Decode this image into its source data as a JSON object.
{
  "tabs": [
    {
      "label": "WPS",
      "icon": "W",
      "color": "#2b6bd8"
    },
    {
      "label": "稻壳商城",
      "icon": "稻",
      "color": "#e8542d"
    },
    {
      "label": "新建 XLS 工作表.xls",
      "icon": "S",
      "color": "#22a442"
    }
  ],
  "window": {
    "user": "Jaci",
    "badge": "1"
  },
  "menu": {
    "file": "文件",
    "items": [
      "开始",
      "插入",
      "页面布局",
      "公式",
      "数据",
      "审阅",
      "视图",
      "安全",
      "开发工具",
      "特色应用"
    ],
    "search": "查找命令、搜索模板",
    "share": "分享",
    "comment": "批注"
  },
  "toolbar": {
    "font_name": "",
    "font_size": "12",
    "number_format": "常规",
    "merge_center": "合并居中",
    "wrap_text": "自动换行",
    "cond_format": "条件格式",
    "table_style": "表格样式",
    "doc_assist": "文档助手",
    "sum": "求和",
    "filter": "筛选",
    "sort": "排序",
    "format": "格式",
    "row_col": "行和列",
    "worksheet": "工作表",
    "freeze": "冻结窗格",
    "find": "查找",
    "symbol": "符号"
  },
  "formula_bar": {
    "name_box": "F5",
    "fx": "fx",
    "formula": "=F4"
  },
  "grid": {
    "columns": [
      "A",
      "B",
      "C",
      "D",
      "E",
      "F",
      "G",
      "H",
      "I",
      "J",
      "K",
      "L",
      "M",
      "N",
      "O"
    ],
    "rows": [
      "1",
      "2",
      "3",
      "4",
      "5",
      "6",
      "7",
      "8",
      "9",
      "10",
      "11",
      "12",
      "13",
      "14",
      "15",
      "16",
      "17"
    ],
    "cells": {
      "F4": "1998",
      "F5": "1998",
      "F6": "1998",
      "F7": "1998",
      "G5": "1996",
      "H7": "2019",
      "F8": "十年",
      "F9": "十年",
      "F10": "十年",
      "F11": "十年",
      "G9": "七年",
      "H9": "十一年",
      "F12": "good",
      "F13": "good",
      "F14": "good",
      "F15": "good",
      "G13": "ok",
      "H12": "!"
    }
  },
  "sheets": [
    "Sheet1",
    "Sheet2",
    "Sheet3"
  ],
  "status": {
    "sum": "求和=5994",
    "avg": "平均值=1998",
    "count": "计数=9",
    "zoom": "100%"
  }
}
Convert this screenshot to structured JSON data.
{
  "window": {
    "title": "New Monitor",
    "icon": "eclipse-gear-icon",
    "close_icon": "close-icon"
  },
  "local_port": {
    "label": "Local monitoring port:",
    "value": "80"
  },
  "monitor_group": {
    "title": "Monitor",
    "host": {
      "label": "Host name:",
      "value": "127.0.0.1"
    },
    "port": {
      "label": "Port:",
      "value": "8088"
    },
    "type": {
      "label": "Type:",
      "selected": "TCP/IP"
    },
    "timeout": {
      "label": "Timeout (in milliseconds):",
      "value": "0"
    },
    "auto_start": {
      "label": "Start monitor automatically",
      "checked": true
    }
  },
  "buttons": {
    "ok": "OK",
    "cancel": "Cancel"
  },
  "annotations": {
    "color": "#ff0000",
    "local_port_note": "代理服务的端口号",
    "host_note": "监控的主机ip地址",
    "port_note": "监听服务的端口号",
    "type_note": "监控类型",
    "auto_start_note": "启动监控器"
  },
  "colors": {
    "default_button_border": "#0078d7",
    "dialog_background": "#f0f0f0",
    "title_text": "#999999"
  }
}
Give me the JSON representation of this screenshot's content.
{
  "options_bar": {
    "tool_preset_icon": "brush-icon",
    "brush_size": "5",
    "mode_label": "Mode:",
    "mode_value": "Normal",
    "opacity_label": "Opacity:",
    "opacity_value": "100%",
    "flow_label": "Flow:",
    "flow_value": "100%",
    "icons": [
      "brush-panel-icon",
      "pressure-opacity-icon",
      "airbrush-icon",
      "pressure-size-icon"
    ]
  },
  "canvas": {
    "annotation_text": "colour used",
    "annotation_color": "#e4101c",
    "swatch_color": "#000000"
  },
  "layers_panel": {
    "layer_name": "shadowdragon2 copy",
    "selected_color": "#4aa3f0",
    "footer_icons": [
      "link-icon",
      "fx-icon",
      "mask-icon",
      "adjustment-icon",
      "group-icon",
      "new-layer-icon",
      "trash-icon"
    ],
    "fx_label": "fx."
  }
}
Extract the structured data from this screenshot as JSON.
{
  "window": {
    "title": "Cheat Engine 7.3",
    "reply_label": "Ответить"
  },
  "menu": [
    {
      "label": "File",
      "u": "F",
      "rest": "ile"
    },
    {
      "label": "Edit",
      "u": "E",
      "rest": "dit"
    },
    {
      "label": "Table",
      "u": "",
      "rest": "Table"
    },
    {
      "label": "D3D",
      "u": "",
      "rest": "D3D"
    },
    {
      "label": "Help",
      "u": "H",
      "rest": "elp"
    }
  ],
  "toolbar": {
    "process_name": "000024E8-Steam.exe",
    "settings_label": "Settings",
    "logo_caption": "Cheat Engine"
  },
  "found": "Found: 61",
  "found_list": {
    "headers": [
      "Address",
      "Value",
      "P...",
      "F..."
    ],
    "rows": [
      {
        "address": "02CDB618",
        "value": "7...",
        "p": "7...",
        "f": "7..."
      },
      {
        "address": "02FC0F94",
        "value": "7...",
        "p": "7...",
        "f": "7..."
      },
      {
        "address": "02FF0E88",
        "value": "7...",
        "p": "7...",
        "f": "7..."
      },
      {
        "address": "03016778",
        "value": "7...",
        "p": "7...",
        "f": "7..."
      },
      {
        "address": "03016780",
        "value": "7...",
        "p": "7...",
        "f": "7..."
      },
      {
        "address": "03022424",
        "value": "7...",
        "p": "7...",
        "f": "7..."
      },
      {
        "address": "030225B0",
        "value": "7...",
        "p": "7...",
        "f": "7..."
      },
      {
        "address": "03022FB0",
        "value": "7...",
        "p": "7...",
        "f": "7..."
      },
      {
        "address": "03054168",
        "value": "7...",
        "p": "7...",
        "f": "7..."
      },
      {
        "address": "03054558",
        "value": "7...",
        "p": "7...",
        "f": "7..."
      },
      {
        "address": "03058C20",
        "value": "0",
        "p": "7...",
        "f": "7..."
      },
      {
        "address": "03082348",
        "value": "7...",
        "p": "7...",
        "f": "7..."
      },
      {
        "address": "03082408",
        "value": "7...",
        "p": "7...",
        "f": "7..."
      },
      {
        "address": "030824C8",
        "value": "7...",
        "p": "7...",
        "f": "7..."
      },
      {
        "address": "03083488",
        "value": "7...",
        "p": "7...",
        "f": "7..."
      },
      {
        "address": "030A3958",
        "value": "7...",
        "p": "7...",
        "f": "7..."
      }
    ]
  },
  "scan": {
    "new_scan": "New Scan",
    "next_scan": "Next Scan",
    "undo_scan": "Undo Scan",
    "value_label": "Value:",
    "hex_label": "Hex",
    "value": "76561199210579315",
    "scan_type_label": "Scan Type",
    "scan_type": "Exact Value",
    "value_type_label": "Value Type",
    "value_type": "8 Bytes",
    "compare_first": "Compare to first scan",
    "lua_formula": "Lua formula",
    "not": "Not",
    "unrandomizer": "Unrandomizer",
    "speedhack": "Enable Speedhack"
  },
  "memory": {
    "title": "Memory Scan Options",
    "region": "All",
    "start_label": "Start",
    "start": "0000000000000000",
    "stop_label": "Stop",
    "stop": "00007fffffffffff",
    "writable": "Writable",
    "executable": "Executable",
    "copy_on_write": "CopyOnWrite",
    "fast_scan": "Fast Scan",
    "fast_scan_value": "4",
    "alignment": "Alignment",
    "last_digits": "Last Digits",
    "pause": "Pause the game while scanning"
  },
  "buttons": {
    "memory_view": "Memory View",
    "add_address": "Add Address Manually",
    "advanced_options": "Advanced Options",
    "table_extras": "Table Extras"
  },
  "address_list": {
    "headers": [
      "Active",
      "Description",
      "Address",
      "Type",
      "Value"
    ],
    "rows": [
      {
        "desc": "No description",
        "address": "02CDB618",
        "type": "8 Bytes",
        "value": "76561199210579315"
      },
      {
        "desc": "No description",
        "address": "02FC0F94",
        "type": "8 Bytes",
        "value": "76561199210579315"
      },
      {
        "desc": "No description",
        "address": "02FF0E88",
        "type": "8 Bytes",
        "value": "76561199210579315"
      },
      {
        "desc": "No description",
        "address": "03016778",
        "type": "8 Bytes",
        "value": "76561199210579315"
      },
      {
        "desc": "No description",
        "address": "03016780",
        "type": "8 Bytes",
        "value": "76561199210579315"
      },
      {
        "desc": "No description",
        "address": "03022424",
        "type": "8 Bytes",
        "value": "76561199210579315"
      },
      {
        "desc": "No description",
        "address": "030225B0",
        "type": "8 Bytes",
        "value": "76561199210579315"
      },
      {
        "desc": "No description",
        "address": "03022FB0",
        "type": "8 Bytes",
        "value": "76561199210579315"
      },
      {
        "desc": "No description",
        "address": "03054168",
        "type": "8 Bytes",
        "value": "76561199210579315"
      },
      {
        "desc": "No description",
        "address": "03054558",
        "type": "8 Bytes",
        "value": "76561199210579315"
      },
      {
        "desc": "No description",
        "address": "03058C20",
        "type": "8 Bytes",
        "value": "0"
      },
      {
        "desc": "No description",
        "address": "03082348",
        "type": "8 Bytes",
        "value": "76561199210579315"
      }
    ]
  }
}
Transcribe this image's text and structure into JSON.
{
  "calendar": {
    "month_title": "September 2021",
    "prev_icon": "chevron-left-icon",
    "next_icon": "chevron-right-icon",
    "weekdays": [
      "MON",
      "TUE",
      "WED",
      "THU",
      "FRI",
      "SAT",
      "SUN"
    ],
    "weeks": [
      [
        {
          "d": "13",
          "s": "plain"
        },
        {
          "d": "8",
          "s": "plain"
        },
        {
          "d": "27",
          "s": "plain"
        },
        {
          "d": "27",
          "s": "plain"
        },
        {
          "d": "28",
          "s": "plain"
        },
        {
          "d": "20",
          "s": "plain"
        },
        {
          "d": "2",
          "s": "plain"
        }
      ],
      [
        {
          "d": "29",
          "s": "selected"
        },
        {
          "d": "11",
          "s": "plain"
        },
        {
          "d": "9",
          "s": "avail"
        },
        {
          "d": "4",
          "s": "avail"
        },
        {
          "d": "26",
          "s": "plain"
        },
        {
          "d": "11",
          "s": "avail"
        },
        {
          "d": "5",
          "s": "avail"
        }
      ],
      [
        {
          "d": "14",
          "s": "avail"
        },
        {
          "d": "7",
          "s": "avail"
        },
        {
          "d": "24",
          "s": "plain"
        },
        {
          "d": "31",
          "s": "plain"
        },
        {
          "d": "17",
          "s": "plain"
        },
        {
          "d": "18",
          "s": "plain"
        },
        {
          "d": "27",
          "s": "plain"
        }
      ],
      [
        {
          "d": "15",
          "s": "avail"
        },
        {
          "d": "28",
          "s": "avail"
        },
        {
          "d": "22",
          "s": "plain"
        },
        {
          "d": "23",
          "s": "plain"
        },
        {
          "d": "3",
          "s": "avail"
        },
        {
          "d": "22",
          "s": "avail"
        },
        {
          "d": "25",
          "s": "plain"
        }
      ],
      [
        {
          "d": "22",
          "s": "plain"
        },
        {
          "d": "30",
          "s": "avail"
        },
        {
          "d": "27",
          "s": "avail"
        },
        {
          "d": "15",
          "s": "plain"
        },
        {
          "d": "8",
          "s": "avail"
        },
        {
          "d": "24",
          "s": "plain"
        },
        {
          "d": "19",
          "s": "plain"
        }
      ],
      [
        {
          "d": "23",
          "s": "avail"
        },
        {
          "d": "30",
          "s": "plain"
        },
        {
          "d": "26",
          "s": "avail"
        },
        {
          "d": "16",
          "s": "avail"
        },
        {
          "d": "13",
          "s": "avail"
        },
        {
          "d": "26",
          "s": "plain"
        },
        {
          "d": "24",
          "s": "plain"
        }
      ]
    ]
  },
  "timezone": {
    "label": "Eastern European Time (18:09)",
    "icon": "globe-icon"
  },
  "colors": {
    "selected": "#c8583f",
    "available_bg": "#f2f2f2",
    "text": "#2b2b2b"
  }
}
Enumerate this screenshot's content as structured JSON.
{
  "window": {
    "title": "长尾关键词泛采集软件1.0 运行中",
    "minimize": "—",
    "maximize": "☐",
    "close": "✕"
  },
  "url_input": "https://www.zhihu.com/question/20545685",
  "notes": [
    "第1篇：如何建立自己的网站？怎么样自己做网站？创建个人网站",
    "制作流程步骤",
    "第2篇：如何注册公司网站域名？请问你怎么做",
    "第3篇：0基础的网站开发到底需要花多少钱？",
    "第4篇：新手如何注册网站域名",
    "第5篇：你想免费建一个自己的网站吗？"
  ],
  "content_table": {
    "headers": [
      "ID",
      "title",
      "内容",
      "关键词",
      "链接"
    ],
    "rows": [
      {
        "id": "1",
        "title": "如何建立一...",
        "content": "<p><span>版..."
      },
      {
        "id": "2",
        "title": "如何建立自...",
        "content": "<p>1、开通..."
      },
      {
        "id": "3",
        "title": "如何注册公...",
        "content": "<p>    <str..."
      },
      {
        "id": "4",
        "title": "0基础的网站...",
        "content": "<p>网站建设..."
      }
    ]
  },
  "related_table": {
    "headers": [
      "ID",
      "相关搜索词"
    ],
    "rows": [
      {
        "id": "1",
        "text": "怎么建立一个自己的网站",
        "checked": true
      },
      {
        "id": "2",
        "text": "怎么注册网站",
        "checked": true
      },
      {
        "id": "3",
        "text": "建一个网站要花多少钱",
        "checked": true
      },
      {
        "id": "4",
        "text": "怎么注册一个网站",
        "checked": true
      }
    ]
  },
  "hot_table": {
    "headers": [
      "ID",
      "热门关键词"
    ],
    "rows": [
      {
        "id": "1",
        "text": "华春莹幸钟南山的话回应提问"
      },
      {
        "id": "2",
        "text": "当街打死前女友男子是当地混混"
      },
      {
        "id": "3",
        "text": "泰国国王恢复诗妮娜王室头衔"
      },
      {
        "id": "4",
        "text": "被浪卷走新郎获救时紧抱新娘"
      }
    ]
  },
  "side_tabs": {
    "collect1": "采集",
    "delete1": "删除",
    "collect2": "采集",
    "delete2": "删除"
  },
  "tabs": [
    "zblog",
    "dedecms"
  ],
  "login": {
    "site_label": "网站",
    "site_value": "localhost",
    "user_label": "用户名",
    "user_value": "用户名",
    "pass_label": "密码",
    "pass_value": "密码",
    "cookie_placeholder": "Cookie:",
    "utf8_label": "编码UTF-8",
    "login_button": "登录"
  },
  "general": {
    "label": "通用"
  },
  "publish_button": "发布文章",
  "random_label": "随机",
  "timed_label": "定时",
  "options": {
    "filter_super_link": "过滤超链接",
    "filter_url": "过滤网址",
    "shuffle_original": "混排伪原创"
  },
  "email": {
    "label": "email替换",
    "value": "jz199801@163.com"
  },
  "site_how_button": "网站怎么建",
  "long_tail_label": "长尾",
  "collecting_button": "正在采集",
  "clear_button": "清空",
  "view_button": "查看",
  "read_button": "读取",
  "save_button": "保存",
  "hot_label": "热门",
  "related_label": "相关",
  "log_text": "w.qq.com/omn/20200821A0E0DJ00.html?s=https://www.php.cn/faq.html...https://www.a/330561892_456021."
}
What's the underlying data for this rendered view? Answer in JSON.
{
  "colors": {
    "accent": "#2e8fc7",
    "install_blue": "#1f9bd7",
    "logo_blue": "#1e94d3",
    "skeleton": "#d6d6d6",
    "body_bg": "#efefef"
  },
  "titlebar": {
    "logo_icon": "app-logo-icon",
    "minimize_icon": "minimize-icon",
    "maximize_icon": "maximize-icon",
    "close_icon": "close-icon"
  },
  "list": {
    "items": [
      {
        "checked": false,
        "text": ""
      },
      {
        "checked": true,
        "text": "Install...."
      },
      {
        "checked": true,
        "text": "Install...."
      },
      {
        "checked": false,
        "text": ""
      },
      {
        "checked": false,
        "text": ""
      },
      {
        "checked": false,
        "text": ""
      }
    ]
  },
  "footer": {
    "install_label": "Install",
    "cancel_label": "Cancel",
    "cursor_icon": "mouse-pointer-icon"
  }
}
◇ ◇ ◇ ◇
▶ [EXERCISE DIRECTIONS]:
Extract every line of the records above that contains the word "into".

▶ [SOLUTION]:
Decode this image into its source data as a JSON object.
Transcribe this image's text and structure into JSON.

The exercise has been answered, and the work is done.